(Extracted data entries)
╔══

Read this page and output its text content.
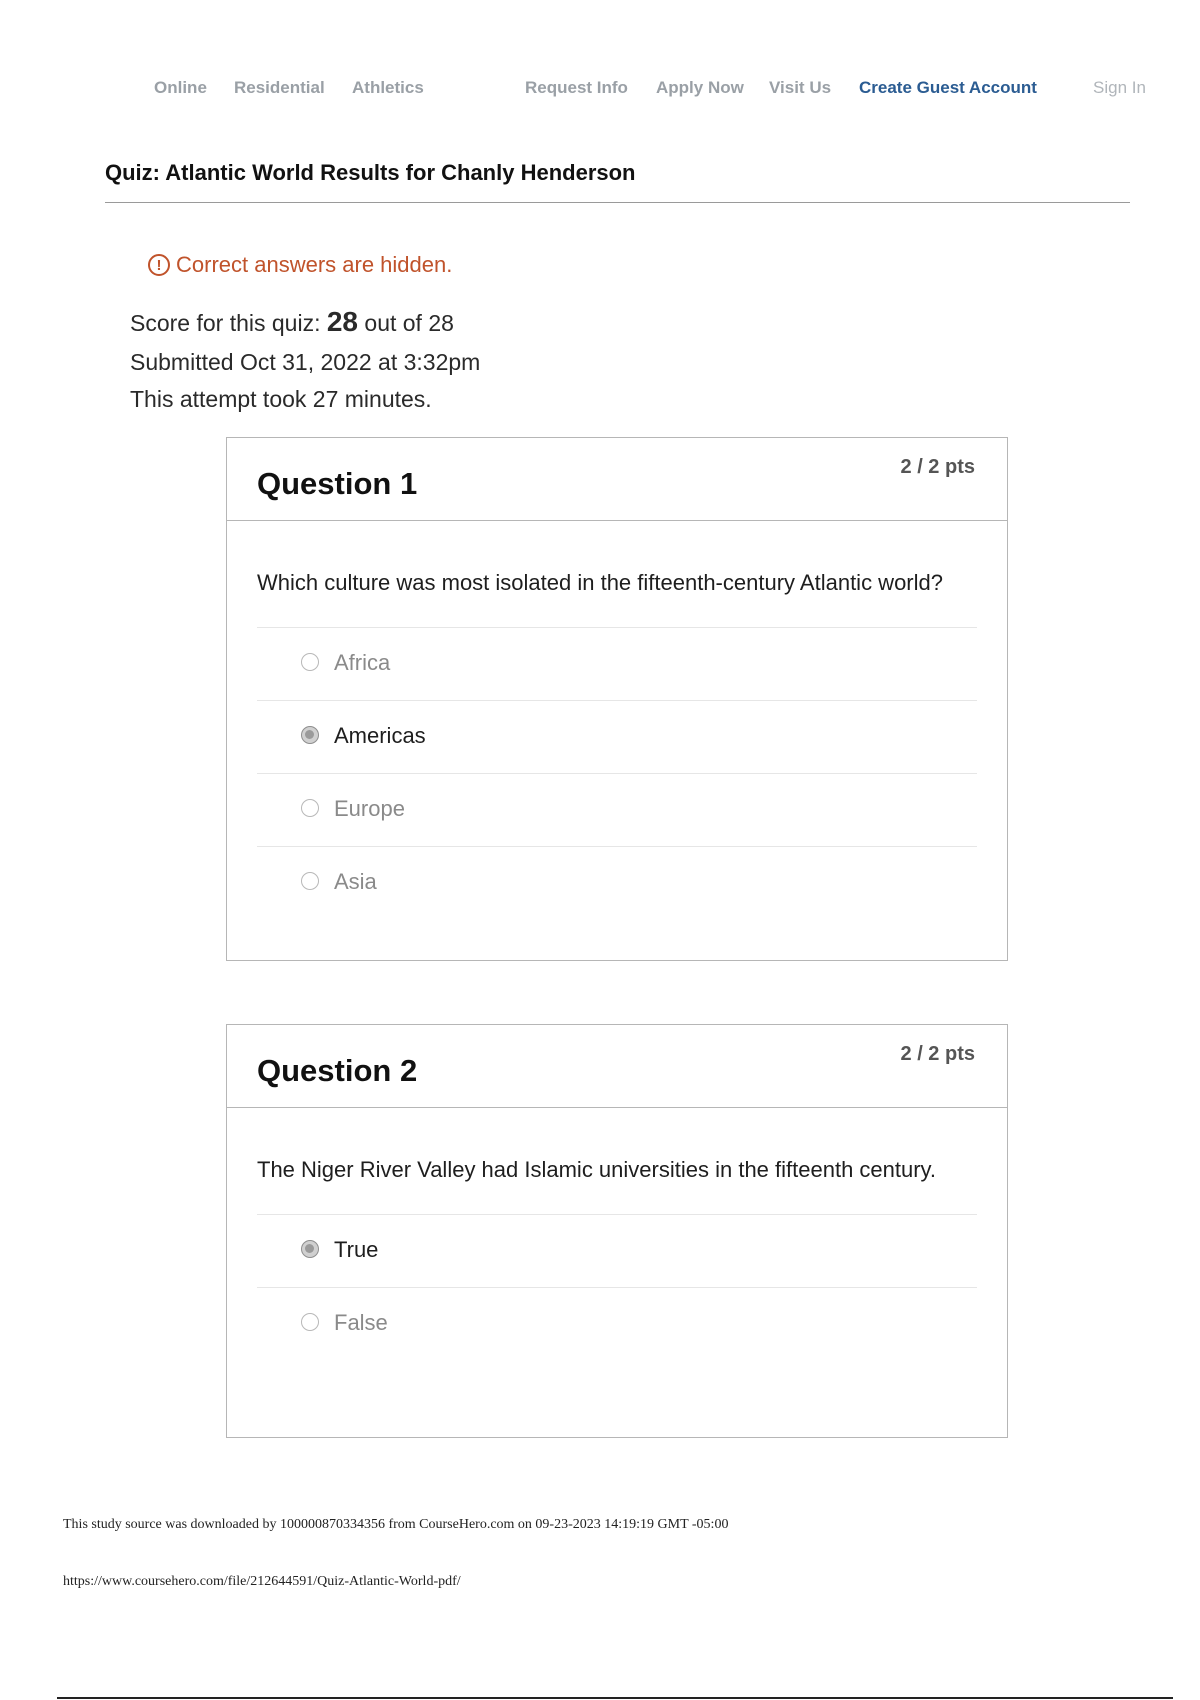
Online Residential Athletics	Request Info Apply Now Visit Us Create Guest Account	Sign In
Quiz: Atlantic World Results for Chanly Henderson
! Correct answers are hidden.
Score for this quiz: 28 out of 28
Submitted Oct 31, 2022 at 3:32pm
This attempt took 27 minutes.
Question 1	2 / 2 pts
Which culture was most isolated in the fifteenth-century Atlantic world?
Africa
Americas
Europe
Asia
Question 2	2 / 2 pts
The Niger River Valley had Islamic universities in the fifteenth century.
True
False
This study source was downloaded by 100000870334356 from CourseHero.com on 09-23-2023 14:19:19 GMT -05:00
https://www.coursehero.com/file/212644591/Quiz-Atlantic-World-pdf/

╚══

Task instructions →
Transcribe the listing above verbatim. Omit the pictures.

Output of the task →
Read this page and output its text content.
Online Residential Athletics	Request Info Apply Now Visit Us Create Guest Account	Sign In
Quiz: Atlantic World Results for Chanly Henderson
! Correct answers are hidden.
Score for this quiz: 28 out of 28
Submitted Oct 31, 2022 at 3:32pm
This attempt took 27 minutes.
Question 1	2 / 2 pts
Which culture was most isolated in the fifteenth-century Atlantic world?
Africa
Americas
Europe
Asia
Question 2	2 / 2 pts
The Niger River Valley had Islamic universities in the fifteenth century.
True
False
This study source was downloaded by 100000870334356 from CourseHero.com on 09-23-2023 14:19:19 GMT -05:00
https://www.coursehero.com/file/212644591/Quiz-Atlantic-World-pdf/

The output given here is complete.